- _Records from a collection_:
· · · · · · ·
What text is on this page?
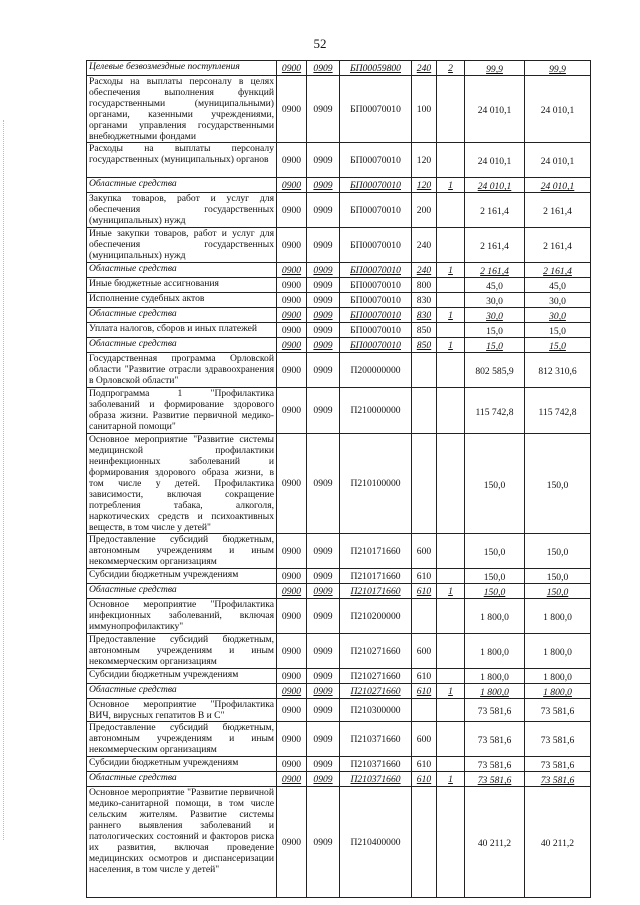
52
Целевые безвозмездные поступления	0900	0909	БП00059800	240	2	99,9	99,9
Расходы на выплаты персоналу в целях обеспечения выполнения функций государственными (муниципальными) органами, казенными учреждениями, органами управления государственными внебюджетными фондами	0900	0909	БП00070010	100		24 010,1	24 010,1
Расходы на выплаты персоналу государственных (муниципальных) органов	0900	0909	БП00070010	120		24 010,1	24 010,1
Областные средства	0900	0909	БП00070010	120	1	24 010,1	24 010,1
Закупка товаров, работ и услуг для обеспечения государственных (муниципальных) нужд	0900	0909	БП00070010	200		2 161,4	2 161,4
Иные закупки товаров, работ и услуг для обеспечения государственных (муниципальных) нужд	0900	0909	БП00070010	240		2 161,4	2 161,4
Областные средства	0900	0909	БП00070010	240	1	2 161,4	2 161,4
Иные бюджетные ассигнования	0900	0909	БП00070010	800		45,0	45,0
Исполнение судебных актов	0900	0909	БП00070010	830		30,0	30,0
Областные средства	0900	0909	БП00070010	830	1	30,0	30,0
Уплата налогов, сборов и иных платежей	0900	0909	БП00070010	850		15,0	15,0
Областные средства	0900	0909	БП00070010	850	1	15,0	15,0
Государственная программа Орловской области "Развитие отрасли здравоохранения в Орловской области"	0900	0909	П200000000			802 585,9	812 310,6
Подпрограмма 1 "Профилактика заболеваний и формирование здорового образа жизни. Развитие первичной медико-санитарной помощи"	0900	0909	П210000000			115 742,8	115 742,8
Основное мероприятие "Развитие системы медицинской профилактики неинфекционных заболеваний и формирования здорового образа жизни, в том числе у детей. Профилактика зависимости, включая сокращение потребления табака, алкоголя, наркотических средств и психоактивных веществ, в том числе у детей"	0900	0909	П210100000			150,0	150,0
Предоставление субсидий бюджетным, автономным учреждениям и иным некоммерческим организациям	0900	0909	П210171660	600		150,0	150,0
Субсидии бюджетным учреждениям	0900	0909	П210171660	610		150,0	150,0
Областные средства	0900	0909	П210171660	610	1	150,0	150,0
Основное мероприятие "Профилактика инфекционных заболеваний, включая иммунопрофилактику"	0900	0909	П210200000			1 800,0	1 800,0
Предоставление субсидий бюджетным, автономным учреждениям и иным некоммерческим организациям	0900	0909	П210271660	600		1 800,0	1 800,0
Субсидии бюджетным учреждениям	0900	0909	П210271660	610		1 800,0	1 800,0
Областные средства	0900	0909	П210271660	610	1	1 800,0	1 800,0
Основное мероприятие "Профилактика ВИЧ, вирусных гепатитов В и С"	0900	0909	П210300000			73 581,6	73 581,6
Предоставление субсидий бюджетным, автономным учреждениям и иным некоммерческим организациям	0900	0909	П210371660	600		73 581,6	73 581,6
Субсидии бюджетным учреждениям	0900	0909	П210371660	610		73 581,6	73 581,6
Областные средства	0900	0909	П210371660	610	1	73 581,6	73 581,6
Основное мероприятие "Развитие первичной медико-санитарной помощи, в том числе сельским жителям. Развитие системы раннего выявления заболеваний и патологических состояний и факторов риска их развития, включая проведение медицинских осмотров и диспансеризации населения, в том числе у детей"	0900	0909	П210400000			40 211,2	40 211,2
· · · · · · ·
- _SET EXERCISE_: Can you repeat every record above exactly, apart from the pictures?

- _THE RESPONSE_:
What text is on this page?
52
Целевые безвозмездные поступления	0900	0909	БП00059800	240	2	99,9	99,9
Расходы на выплаты персоналу в целях обеспечения выполнения функций государственными (муниципальными) органами, казенными учреждениями, органами управления государственными внебюджетными фондами	0900	0909	БП00070010	100		24 010,1	24 010,1
Расходы на выплаты персоналу государственных (муниципальных) органов	0900	0909	БП00070010	120		24 010,1	24 010,1
Областные средства	0900	0909	БП00070010	120	1	24 010,1	24 010,1
Закупка товаров, работ и услуг для обеспечения государственных (муниципальных) нужд	0900	0909	БП00070010	200		2 161,4	2 161,4
Иные закупки товаров, работ и услуг для обеспечения государственных (муниципальных) нужд	0900	0909	БП00070010	240		2 161,4	2 161,4
Областные средства	0900	0909	БП00070010	240	1	2 161,4	2 161,4
Иные бюджетные ассигнования	0900	0909	БП00070010	800		45,0	45,0
Исполнение судебных актов	0900	0909	БП00070010	830		30,0	30,0
Областные средства	0900	0909	БП00070010	830	1	30,0	30,0
Уплата налогов, сборов и иных платежей	0900	0909	БП00070010	850		15,0	15,0
Областные средства	0900	0909	БП00070010	850	1	15,0	15,0
Государственная программа Орловской области "Развитие отрасли здравоохранения в Орловской области"	0900	0909	П200000000			802 585,9	812 310,6
Подпрограмма 1 "Профилактика заболеваний и формирование здорового образа жизни. Развитие первичной медико-санитарной помощи"	0900	0909	П210000000			115 742,8	115 742,8
Основное мероприятие "Развитие системы медицинской профилактики неинфекционных заболеваний и формирования здорового образа жизни, в том числе у детей. Профилактика зависимости, включая сокращение потребления табака, алкоголя, наркотических средств и психоактивных веществ, в том числе у детей"	0900	0909	П210100000			150,0	150,0
Предоставление субсидий бюджетным, автономным учреждениям и иным некоммерческим организациям	0900	0909	П210171660	600		150,0	150,0
Субсидии бюджетным учреждениям	0900	0909	П210171660	610		150,0	150,0
Областные средства	0900	0909	П210171660	610	1	150,0	150,0
Основное мероприятие "Профилактика инфекционных заболеваний, включая иммунопрофилактику"	0900	0909	П210200000			1 800,0	1 800,0
Предоставление субсидий бюджетным, автономным учреждениям и иным некоммерческим организациям	0900	0909	П210271660	600		1 800,0	1 800,0
Субсидии бюджетным учреждениям	0900	0909	П210271660	610		1 800,0	1 800,0
Областные средства	0900	0909	П210271660	610	1	1 800,0	1 800,0
Основное мероприятие "Профилактика ВИЧ, вирусных гепатитов В и С"	0900	0909	П210300000			73 581,6	73 581,6
Предоставление субсидий бюджетным, автономным учреждениям и иным некоммерческим организациям	0900	0909	П210371660	600		73 581,6	73 581,6
Субсидии бюджетным учреждениям	0900	0909	П210371660	610		73 581,6	73 581,6
Областные средства	0900	0909	П210371660	610	1	73 581,6	73 581,6
Основное мероприятие "Развитие первичной медико-санитарной помощи, в том числе сельским жителям. Развитие системы раннего выявления заболеваний и патологических состояний и факторов риска их развития, включая проведение медицинских осмотров и диспансеризации населения, в том числе у детей"	0900	0909	П210400000			40 211,2	40 211,2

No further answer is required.